* Text excerpt
An Exhibition of Everyday Objects
It seems almost too simple to state that we “read” the designed world around us – this is graphic design 101. There are many processes involved that allow us to make sense of graphic information and, as designers, to make meaningful contributions. Semiotics and psychology can both be called upon to define our interactions with design and this project supports theoretical learning within studio practice.
As designers we need to be able to articulate what is happening when we code and decode ideas and visual language. Studying visual language carefully opens up new possibilties in terms of our own visual expression. If we can identify conventions we can subvert them. We can appropriate elements from other systems and powerfully reposition them. Meaning is in constant flux and designs can miscommunicate or take on new sentiments years after conception. Some designed objects employ simple signs to communicate as directly as possible. Other designs involve hyper-referential language that is difficult to articulate or deliberately obscure. A design may or may not accurately reflect an underlying communication strategy.

* Given problem A
State how many lines of the records contain the string "site", matching case exactly, and give only that number.

* Information supplied
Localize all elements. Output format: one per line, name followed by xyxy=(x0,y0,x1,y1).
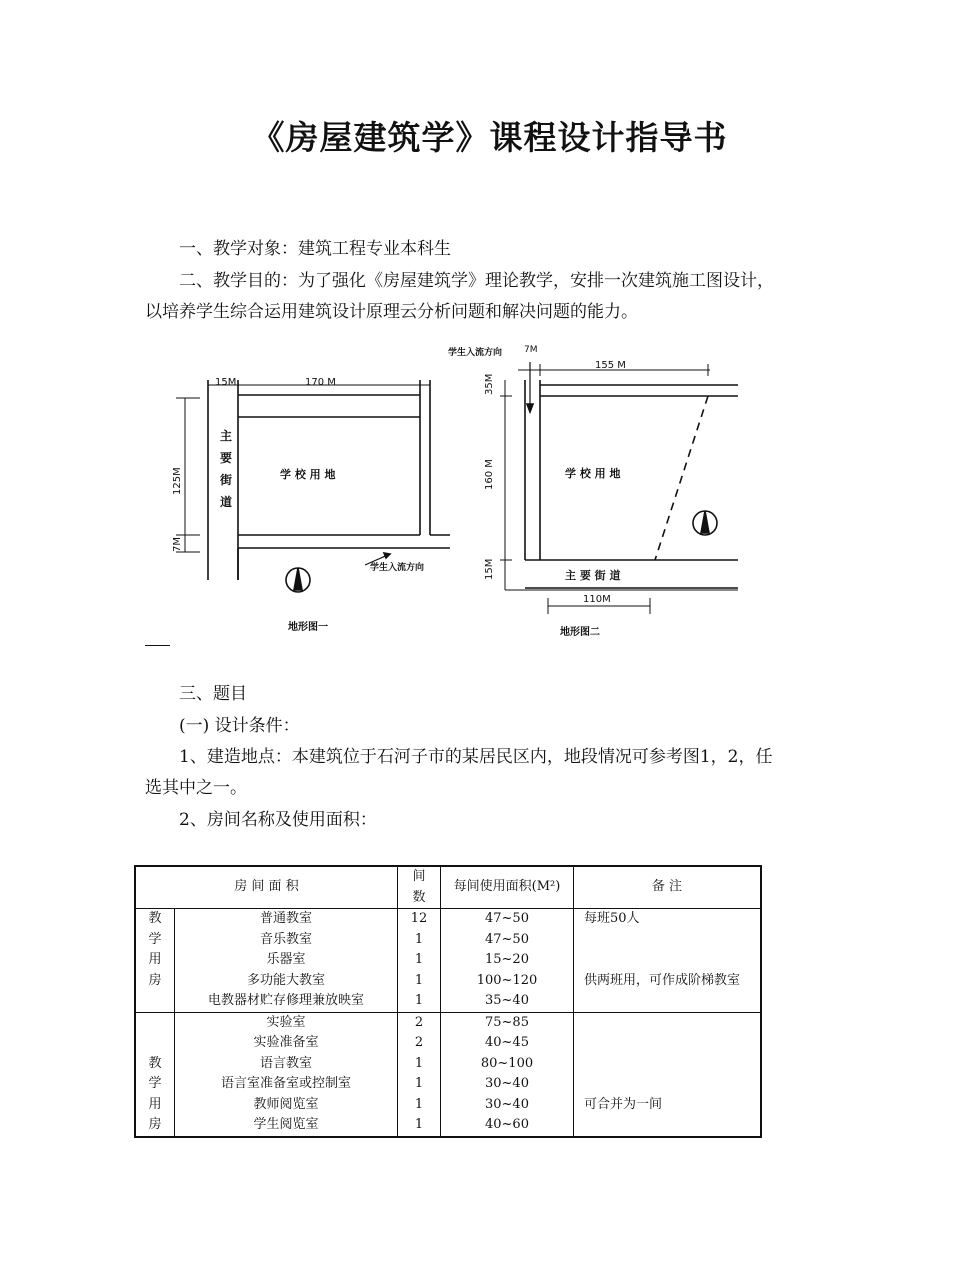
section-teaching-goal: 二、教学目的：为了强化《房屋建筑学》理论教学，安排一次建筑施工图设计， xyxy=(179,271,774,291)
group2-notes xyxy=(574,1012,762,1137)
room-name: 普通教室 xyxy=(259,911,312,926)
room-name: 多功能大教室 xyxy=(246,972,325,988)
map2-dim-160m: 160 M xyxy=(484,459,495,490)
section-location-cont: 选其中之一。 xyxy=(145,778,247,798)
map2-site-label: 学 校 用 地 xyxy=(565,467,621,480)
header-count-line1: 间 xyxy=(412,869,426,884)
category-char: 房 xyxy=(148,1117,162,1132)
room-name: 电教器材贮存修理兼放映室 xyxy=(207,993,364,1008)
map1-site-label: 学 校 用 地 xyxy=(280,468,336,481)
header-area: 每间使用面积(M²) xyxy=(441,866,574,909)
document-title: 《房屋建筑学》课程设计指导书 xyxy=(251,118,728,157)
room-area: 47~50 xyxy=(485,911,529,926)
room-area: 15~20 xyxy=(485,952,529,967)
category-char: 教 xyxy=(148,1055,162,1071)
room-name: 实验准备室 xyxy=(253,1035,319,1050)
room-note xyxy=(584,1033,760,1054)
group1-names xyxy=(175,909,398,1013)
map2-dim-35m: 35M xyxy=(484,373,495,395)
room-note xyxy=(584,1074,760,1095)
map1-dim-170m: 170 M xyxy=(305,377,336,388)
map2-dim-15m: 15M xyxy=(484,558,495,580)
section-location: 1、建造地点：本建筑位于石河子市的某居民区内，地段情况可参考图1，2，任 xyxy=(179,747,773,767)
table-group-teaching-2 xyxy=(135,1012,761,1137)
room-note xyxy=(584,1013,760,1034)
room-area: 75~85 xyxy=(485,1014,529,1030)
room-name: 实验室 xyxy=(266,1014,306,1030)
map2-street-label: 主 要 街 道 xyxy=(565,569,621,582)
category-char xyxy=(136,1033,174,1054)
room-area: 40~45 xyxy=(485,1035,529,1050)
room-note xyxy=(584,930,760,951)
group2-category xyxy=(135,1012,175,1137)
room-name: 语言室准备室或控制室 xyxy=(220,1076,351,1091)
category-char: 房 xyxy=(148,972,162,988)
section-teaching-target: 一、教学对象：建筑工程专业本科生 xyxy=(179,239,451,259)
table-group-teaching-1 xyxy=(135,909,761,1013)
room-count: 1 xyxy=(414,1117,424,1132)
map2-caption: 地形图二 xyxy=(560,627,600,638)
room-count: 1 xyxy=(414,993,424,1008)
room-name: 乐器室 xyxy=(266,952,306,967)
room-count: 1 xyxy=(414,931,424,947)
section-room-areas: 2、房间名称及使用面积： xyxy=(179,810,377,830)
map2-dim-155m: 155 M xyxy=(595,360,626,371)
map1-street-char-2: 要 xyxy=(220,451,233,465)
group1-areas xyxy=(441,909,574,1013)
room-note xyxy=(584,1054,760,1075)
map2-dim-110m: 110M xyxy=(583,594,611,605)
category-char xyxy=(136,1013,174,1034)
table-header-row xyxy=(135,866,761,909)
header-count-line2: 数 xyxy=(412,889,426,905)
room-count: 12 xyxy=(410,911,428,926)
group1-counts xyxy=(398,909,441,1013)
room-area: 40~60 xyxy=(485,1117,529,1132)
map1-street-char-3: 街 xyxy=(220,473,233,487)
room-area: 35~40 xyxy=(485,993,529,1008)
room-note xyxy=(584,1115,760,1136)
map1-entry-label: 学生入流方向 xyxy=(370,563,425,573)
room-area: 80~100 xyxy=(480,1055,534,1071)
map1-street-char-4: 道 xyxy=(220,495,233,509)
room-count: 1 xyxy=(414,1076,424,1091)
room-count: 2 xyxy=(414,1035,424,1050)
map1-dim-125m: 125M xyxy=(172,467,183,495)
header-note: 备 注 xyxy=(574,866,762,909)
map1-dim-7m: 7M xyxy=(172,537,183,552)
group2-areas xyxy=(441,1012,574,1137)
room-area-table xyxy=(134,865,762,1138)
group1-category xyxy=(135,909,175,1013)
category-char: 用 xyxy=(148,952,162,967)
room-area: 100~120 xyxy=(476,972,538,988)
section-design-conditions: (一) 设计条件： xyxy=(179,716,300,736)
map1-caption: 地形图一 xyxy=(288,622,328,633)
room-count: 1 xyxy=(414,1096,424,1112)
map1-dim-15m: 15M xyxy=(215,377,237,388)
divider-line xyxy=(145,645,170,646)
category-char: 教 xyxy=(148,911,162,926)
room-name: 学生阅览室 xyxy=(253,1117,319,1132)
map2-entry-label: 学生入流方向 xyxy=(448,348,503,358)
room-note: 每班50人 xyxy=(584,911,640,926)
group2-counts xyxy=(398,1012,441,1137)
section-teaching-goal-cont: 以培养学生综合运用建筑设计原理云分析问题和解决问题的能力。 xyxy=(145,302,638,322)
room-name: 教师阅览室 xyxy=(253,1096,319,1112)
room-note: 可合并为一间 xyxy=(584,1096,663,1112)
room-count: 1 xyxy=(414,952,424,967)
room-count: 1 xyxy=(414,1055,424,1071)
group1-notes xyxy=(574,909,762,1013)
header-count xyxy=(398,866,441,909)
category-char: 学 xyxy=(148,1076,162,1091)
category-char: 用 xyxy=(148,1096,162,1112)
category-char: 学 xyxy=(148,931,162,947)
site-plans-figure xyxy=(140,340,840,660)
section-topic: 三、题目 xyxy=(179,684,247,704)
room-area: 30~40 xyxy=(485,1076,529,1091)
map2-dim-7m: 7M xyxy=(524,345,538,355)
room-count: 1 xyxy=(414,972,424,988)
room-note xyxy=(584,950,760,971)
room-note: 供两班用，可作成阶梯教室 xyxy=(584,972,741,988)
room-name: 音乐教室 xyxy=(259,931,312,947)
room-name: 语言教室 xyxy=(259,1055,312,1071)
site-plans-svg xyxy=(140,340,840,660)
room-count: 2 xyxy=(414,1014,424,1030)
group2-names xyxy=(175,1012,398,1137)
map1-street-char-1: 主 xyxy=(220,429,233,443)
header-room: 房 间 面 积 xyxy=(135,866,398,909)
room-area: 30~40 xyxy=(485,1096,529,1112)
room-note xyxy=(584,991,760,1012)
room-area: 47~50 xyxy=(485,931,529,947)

* Given problem B
Reproduce word for word the passage of the exhibition text starting with "As designers we" and going on through "underlying communication strategy.".

* Correct response A
4

* Correct response B
As designers we need to be able to articulate what is happening when we code and decode ideas and visual language. Studying visual language carefully opens up new possibilties in terms of our own visual expression. If we can identify conventions we can subvert them. We can appropriate elements from other systems and powerfully reposition them. Meaning is in constant flux and designs can miscommunicate or take on new sentiments years after conception. Some designed objects employ simple signs to communicate as directly as possible. Other designs involve hyper-referential language that is difficult to articulate or deliberately obscure. A design may or may not accurately reflect an underlying communication strategy.